_What is expected_
Lift out all lines below that contain "screenshot".

* * *

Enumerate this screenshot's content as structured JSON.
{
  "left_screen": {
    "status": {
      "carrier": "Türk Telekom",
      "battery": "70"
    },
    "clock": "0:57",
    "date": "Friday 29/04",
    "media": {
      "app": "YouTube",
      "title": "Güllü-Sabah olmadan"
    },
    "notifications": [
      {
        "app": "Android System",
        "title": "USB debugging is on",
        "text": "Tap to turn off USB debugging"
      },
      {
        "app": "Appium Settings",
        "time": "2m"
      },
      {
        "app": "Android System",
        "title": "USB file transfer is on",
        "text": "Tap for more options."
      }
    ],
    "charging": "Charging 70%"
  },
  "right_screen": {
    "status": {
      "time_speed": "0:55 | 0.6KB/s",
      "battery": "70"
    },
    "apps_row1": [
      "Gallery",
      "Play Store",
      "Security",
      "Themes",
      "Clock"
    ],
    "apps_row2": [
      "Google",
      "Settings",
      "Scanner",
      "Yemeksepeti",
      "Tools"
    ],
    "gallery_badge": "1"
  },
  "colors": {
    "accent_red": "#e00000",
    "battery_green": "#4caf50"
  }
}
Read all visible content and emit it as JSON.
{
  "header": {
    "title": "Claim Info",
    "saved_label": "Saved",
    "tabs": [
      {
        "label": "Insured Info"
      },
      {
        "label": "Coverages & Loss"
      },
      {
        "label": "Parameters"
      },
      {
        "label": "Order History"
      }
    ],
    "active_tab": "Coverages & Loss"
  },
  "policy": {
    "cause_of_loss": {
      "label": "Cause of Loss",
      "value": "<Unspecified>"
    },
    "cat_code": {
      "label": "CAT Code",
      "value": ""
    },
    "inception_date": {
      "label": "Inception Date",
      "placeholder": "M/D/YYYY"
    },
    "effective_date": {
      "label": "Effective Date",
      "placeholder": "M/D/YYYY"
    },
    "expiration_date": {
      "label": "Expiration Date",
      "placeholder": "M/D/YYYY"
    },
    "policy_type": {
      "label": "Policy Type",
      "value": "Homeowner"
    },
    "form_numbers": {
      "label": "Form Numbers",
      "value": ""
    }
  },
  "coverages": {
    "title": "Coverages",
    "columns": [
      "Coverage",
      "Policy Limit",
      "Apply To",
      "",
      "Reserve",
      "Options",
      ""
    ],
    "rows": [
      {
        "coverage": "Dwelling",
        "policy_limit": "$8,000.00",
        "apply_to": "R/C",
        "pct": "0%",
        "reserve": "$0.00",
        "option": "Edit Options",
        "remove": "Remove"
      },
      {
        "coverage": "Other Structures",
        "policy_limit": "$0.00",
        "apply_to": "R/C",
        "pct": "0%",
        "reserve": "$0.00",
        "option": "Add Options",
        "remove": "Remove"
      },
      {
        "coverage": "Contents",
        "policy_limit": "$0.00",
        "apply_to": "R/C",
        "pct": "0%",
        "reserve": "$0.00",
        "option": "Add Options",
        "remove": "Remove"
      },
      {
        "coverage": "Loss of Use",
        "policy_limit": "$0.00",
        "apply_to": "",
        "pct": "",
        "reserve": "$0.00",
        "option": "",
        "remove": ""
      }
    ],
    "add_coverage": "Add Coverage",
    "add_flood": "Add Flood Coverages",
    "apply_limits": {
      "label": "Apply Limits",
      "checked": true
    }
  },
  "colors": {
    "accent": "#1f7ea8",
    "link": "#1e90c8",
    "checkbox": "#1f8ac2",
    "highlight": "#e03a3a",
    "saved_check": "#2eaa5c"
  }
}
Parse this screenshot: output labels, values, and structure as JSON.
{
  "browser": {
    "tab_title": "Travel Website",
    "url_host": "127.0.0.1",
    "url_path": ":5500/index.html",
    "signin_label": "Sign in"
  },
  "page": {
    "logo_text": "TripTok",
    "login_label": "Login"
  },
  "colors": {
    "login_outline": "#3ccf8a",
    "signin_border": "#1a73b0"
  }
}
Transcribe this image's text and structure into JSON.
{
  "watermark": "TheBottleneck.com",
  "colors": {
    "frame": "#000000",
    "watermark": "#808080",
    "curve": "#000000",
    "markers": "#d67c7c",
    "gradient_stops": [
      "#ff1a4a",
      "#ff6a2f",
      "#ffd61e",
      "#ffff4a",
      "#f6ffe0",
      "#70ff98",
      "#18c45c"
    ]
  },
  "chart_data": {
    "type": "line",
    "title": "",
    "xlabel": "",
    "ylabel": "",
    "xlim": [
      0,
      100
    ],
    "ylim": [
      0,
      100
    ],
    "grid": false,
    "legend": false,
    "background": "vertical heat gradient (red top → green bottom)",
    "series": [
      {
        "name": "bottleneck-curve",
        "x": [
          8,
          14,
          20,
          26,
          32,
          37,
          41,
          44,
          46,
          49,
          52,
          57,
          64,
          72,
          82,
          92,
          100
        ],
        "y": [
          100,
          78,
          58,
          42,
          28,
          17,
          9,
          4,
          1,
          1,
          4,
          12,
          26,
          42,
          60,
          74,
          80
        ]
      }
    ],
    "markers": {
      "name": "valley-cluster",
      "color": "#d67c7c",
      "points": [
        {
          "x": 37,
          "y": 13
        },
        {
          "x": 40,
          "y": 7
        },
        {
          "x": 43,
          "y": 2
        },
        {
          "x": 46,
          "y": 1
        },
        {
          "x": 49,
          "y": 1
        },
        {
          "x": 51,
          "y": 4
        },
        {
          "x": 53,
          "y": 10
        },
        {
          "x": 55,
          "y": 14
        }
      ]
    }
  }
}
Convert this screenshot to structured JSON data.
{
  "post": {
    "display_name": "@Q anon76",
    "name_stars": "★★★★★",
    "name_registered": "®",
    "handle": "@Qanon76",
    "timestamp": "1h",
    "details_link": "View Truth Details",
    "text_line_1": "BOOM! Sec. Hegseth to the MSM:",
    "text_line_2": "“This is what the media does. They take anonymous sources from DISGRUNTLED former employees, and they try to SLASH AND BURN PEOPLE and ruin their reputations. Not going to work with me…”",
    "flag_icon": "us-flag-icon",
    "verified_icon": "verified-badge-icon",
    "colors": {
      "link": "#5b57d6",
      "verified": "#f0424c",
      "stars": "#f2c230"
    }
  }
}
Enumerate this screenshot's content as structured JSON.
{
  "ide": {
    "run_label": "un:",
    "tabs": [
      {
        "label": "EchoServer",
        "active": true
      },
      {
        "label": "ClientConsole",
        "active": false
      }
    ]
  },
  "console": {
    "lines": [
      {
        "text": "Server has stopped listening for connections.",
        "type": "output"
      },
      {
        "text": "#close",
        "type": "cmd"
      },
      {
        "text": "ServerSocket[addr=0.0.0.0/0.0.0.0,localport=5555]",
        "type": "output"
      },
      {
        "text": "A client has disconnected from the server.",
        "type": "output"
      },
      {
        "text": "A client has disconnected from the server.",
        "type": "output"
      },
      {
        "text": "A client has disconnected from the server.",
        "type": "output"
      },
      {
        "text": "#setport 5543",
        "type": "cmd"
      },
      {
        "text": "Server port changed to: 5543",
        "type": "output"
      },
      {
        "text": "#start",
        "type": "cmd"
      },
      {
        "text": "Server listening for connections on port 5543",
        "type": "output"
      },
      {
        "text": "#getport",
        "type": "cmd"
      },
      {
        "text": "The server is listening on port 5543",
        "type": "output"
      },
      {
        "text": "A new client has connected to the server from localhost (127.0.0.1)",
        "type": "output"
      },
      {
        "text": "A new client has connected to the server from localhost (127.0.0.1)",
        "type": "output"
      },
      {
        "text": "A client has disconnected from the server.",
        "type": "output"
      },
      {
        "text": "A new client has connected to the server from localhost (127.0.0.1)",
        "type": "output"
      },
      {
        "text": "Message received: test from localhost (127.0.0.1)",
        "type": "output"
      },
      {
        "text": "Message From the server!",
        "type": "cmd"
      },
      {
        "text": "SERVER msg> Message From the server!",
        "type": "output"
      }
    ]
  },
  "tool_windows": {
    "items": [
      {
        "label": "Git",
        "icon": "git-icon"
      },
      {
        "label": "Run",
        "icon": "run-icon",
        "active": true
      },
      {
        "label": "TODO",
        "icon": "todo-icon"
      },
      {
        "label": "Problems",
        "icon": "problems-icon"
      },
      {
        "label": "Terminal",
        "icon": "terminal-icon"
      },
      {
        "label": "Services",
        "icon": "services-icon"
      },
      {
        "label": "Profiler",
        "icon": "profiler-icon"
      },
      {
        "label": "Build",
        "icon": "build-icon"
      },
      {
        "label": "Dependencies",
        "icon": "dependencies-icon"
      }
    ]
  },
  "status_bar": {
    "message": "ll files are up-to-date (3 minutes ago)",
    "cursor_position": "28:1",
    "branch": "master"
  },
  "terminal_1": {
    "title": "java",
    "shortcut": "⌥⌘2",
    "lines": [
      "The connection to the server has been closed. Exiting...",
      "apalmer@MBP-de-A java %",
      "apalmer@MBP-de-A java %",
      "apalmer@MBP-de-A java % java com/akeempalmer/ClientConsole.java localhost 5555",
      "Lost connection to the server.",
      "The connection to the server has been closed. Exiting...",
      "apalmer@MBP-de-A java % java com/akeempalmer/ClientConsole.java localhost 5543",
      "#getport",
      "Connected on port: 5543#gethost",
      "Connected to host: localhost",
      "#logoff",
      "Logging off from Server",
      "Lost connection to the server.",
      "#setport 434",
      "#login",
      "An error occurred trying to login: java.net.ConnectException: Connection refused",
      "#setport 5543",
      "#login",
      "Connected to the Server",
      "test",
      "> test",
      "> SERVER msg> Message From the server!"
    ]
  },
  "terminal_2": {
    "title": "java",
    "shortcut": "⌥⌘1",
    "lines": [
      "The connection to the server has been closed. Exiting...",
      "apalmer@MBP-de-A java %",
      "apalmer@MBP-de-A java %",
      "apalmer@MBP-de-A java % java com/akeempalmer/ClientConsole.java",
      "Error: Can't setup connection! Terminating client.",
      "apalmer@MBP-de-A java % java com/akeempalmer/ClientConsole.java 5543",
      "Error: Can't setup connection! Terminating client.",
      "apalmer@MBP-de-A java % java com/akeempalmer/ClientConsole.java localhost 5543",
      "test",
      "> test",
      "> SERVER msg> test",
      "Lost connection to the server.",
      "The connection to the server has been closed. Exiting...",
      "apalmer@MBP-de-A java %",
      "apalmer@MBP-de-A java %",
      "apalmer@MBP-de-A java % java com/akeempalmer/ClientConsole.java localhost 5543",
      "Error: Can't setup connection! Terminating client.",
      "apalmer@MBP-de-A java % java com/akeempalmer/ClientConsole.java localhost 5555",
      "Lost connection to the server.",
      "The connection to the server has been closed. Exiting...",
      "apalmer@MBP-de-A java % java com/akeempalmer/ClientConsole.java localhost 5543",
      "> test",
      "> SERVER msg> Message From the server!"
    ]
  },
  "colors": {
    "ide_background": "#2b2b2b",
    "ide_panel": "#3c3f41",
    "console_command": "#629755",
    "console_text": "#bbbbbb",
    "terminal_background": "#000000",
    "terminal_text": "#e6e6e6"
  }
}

* * *

_Task response_
Enumerate this screenshot's content as structured JSON.
Parse this screenshot: output labels, values, and structure as JSON.
Convert this screenshot to structured JSON data.
Enumerate this screenshot's content as structured JSON.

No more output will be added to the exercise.